## Problem requirements:
Retype all the records with nothing changed.

Data entries
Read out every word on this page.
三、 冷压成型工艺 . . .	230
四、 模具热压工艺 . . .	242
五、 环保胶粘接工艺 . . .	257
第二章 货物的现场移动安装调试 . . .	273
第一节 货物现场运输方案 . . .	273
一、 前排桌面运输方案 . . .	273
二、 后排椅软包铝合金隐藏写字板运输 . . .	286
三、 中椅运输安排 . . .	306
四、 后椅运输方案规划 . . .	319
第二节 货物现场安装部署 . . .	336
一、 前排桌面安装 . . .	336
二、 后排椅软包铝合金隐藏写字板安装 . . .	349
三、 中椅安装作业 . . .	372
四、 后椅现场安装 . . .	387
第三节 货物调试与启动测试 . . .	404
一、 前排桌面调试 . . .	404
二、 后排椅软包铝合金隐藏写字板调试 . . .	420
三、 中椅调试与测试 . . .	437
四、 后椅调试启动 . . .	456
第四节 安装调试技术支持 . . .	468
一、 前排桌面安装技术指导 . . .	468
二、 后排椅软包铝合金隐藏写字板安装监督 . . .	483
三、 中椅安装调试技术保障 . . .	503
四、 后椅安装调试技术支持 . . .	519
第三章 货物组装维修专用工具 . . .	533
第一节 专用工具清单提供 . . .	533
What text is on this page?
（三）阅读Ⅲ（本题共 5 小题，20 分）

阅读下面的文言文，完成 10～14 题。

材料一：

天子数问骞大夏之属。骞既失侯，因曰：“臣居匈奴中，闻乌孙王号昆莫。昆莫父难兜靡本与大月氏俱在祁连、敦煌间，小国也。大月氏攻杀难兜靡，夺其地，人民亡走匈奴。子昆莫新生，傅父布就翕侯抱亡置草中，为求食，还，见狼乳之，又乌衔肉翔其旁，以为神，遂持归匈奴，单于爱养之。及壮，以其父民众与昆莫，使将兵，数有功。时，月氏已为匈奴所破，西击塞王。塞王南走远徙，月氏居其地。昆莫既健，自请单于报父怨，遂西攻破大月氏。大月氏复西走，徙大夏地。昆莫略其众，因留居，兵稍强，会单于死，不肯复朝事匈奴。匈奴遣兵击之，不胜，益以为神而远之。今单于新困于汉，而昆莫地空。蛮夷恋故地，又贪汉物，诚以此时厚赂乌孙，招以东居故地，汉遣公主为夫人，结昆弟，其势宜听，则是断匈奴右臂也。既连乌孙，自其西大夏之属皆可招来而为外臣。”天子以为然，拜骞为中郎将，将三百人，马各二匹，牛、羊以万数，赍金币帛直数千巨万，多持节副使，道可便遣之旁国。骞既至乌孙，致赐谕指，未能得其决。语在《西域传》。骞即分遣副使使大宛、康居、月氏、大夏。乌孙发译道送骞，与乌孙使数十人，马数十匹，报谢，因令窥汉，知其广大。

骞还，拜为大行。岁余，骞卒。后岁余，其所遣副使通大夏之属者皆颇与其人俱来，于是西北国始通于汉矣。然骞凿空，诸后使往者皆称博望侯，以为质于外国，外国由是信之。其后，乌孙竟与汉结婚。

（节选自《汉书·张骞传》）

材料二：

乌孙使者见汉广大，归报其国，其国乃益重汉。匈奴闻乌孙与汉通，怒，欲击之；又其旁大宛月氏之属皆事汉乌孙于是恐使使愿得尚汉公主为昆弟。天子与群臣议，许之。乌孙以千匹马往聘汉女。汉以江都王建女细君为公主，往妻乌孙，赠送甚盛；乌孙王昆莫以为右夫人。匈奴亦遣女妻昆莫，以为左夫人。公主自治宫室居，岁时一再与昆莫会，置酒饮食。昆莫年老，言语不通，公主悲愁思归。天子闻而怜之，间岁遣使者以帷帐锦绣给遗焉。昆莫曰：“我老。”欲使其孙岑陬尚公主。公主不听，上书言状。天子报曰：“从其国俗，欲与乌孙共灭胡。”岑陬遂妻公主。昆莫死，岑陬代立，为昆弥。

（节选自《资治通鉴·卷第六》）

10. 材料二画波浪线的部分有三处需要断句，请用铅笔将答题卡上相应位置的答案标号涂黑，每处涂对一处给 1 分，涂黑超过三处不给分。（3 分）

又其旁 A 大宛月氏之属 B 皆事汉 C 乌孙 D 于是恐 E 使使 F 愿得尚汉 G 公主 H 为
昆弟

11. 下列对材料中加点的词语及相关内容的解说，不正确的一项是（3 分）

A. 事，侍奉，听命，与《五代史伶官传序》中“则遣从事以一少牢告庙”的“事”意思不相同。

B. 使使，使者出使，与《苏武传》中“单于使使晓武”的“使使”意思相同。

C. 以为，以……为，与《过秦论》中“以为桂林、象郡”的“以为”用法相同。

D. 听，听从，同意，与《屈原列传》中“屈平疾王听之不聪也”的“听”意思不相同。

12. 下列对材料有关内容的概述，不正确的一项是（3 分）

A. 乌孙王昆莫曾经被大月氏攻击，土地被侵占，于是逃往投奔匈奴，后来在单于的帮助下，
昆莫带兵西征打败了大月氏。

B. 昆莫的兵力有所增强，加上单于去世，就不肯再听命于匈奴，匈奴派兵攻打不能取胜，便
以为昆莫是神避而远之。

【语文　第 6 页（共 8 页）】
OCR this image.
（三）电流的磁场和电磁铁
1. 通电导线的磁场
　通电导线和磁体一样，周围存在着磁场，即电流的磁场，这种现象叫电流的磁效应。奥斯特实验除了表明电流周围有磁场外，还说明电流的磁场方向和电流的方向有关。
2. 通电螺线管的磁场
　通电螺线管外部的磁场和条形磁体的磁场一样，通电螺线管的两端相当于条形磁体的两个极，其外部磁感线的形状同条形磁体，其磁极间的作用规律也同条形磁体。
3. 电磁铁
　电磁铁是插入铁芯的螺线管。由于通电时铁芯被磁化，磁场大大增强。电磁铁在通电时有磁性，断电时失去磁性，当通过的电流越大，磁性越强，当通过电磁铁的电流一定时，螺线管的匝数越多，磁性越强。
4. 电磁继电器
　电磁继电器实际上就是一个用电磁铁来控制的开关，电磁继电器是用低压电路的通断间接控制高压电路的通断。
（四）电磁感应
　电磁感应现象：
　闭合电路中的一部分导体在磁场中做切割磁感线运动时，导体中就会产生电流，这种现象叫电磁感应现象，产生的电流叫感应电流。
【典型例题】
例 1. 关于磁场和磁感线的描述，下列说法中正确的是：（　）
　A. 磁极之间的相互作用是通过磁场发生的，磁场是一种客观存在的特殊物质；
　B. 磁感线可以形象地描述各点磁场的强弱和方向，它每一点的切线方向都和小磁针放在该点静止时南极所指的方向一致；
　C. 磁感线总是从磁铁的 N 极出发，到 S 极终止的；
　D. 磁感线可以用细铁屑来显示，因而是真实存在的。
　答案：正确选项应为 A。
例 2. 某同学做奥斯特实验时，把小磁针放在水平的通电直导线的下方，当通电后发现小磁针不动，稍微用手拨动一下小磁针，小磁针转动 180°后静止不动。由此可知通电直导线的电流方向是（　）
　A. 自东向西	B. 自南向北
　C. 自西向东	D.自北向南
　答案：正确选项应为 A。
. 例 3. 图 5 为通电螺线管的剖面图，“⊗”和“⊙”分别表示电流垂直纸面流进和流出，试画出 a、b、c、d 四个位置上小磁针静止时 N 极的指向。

## Result of this task:
Read out every word on this page.
三、 冷压成型工艺 . . .	230
四、 模具热压工艺 . . .	242
五、 环保胶粘接工艺 . . .	257
第二章 货物的现场移动安装调试 . . .	273
第一节 货物现场运输方案 . . .	273
一、 前排桌面运输方案 . . .	273
二、 后排椅软包铝合金隐藏写字板运输 . . .	286
三、 中椅运输安排 . . .	306
四、 后椅运输方案规划 . . .	319
第二节 货物现场安装部署 . . .	336
一、 前排桌面安装 . . .	336
二、 后排椅软包铝合金隐藏写字板安装 . . .	349
三、 中椅安装作业 . . .	372
四、 后椅现场安装 . . .	387
第三节 货物调试与启动测试 . . .	404
一、 前排桌面调试 . . .	404
二、 后排椅软包铝合金隐藏写字板调试 . . .	420
三、 中椅调试与测试 . . .	437
四、 后椅调试启动 . . .	456
第四节 安装调试技术支持 . . .	468
一、 前排桌面安装技术指导 . . .	468
二、 后排椅软包铝合金隐藏写字板安装监督 . . .	483
三、 中椅安装调试技术保障 . . .	503
四、 后椅安装调试技术支持 . . .	519
第三章 货物组装维修专用工具 . . .	533
第一节 专用工具清单提供 . . .	533
What text is on this page?
（三）阅读Ⅲ（本题共 5 小题，20 分）

阅读下面的文言文，完成 10～14 题。

材料一：

天子数问骞大夏之属。骞既失侯，因曰：“臣居匈奴中，闻乌孙王号昆莫。昆莫父难兜靡本与大月氏俱在祁连、敦煌间，小国也。大月氏攻杀难兜靡，夺其地，人民亡走匈奴。子昆莫新生，傅父布就翕侯抱亡置草中，为求食，还，见狼乳之，又乌衔肉翔其旁，以为神，遂持归匈奴，单于爱养之。及壮，以其父民众与昆莫，使将兵，数有功。时，月氏已为匈奴所破，西击塞王。塞王南走远徙，月氏居其地。昆莫既健，自请单于报父怨，遂西攻破大月氏。大月氏复西走，徙大夏地。昆莫略其众，因留居，兵稍强，会单于死，不肯复朝事匈奴。匈奴遣兵击之，不胜，益以为神而远之。今单于新困于汉，而昆莫地空。蛮夷恋故地，又贪汉物，诚以此时厚赂乌孙，招以东居故地，汉遣公主为夫人，结昆弟，其势宜听，则是断匈奴右臂也。既连乌孙，自其西大夏之属皆可招来而为外臣。”天子以为然，拜骞为中郎将，将三百人，马各二匹，牛、羊以万数，赍金币帛直数千巨万，多持节副使，道可便遣之旁国。骞既至乌孙，致赐谕指，未能得其决。语在《西域传》。骞即分遣副使使大宛、康居、月氏、大夏。乌孙发译道送骞，与乌孙使数十人，马数十匹，报谢，因令窥汉，知其广大。

骞还，拜为大行。岁余，骞卒。后岁余，其所遣副使通大夏之属者皆颇与其人俱来，于是西北国始通于汉矣。然骞凿空，诸后使往者皆称博望侯，以为质于外国，外国由是信之。其后，乌孙竟与汉结婚。

（节选自《汉书·张骞传》）

材料二：

乌孙使者见汉广大，归报其国，其国乃益重汉。匈奴闻乌孙与汉通，怒，欲击之；又其旁大宛月氏之属皆事汉乌孙于是恐使使愿得尚汉公主为昆弟。天子与群臣议，许之。乌孙以千匹马往聘汉女。汉以江都王建女细君为公主，往妻乌孙，赠送甚盛；乌孙王昆莫以为右夫人。匈奴亦遣女妻昆莫，以为左夫人。公主自治宫室居，岁时一再与昆莫会，置酒饮食。昆莫年老，言语不通，公主悲愁思归。天子闻而怜之，间岁遣使者以帷帐锦绣给遗焉。昆莫曰：“我老。”欲使其孙岑陬尚公主。公主不听，上书言状。天子报曰：“从其国俗，欲与乌孙共灭胡。”岑陬遂妻公主。昆莫死，岑陬代立，为昆弥。

（节选自《资治通鉴·卷第六》）

10. 材料二画波浪线的部分有三处需要断句，请用铅笔将答题卡上相应位置的答案标号涂黑，每处涂对一处给 1 分，涂黑超过三处不给分。（3 分）

又其旁 A 大宛月氏之属 B 皆事汉 C 乌孙 D 于是恐 E 使使 F 愿得尚汉 G 公主 H 为
昆弟

11. 下列对材料中加点的词语及相关内容的解说，不正确的一项是（3 分）

A. 事，侍奉，听命，与《五代史伶官传序》中“则遣从事以一少牢告庙”的“事”意思不相同。

B. 使使，使者出使，与《苏武传》中“单于使使晓武”的“使使”意思相同。

C. 以为，以……为，与《过秦论》中“以为桂林、象郡”的“以为”用法相同。

D. 听，听从，同意，与《屈原列传》中“屈平疾王听之不聪也”的“听”意思不相同。

12. 下列对材料有关内容的概述，不正确的一项是（3 分）

A. 乌孙王昆莫曾经被大月氏攻击，土地被侵占，于是逃往投奔匈奴，后来在单于的帮助下，
昆莫带兵西征打败了大月氏。

B. 昆莫的兵力有所增强，加上单于去世，就不肯再听命于匈奴，匈奴派兵攻打不能取胜，便
以为昆莫是神避而远之。

【语文　第 6 页（共 8 页）】
OCR this image.
（三）电流的磁场和电磁铁
1. 通电导线的磁场
　通电导线和磁体一样，周围存在着磁场，即电流的磁场，这种现象叫电流的磁效应。奥斯特实验除了表明电流周围有磁场外，还说明电流的磁场方向和电流的方向有关。
2. 通电螺线管的磁场
　通电螺线管外部的磁场和条形磁体的磁场一样，通电螺线管的两端相当于条形磁体的两个极，其外部磁感线的形状同条形磁体，其磁极间的作用规律也同条形磁体。
3. 电磁铁
　电磁铁是插入铁芯的螺线管。由于通电时铁芯被磁化，磁场大大增强。电磁铁在通电时有磁性，断电时失去磁性，当通过的电流越大，磁性越强，当通过电磁铁的电流一定时，螺线管的匝数越多，磁性越强。
4. 电磁继电器
　电磁继电器实际上就是一个用电磁铁来控制的开关，电磁继电器是用低压电路的通断间接控制高压电路的通断。
（四）电磁感应
　电磁感应现象：
　闭合电路中的一部分导体在磁场中做切割磁感线运动时，导体中就会产生电流，这种现象叫电磁感应现象，产生的电流叫感应电流。
【典型例题】
例 1. 关于磁场和磁感线的描述，下列说法中正确的是：（　）
　A. 磁极之间的相互作用是通过磁场发生的，磁场是一种客观存在的特殊物质；
　B. 磁感线可以形象地描述各点磁场的强弱和方向，它每一点的切线方向都和小磁针放在该点静止时南极所指的方向一致；
　C. 磁感线总是从磁铁的 N 极出发，到 S 极终止的；
　D. 磁感线可以用细铁屑来显示，因而是真实存在的。
　答案：正确选项应为 A。
例 2. 某同学做奥斯特实验时，把小磁针放在水平的通电直导线的下方，当通电后发现小磁针不动，稍微用手拨动一下小磁针，小磁针转动 180°后静止不动。由此可知通电直导线的电流方向是（　）
　A. 自东向西	B. 自南向北
　C. 自西向东	D.自北向南
　答案：正确选项应为 A。
. 例 3. 图 5 为通电螺线管的剖面图，“⊗”和“⊙”分别表示电流垂直纸面流进和流出，试画出 a、b、c、d 四个位置上小磁针静止时 N 极的指向。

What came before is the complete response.